═════ Exercise data ═════
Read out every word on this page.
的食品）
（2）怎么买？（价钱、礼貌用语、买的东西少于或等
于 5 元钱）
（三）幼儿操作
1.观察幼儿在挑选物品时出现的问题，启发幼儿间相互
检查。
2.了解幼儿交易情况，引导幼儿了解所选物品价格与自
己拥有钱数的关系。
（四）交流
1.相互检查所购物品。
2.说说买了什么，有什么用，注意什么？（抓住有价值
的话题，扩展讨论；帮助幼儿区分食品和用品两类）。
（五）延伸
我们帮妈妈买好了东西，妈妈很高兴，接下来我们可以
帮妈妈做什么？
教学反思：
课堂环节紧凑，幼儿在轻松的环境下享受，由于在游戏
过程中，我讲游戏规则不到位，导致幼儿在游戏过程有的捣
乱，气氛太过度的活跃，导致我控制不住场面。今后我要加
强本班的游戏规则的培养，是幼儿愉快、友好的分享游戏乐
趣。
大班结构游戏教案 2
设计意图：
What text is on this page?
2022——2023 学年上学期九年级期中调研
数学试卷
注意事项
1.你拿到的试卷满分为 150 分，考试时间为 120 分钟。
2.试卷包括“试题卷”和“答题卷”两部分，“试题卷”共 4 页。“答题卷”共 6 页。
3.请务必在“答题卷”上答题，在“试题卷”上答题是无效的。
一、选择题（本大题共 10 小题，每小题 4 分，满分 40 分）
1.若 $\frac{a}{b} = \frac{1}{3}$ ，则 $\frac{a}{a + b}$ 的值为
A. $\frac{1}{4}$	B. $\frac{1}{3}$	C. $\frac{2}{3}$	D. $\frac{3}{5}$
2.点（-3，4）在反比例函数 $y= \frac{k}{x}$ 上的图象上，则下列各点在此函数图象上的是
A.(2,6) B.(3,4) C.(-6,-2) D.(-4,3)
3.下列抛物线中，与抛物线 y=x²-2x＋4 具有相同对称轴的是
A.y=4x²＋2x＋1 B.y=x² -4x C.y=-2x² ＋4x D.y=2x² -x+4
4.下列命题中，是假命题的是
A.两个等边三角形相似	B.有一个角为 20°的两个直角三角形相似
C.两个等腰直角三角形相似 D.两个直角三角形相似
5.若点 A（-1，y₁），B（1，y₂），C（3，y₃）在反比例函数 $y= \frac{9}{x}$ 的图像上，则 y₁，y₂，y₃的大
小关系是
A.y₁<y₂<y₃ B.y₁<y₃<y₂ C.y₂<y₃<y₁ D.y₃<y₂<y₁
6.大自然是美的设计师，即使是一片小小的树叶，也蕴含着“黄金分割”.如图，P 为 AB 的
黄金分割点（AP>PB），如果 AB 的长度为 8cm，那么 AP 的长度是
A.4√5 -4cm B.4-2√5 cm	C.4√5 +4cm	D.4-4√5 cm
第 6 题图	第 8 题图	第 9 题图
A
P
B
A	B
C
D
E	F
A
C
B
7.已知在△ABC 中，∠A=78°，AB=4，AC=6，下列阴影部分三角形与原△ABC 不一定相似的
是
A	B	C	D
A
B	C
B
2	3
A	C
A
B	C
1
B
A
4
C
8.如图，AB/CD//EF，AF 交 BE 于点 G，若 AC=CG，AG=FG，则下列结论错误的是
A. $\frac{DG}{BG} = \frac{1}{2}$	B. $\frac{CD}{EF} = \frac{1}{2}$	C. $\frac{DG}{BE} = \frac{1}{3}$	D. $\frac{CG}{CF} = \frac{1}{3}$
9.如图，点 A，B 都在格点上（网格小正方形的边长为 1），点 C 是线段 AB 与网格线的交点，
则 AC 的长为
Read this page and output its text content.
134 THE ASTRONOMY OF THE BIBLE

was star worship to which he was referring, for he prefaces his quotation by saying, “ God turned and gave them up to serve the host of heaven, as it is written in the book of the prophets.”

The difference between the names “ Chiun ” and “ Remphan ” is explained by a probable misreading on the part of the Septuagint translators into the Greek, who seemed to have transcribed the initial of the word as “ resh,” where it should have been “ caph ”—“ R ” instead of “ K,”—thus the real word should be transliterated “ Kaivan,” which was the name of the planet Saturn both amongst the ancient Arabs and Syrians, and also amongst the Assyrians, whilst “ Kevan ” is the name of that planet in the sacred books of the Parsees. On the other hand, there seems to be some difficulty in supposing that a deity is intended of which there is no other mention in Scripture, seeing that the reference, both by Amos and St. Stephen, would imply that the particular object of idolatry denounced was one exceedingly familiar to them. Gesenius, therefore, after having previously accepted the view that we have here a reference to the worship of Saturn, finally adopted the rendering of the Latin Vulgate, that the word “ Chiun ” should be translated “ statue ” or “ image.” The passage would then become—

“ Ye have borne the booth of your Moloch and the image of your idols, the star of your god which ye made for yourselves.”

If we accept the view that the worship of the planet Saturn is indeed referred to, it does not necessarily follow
═════
Determine the count of lines in the data above with the string "this" in them, and give that count alone.

3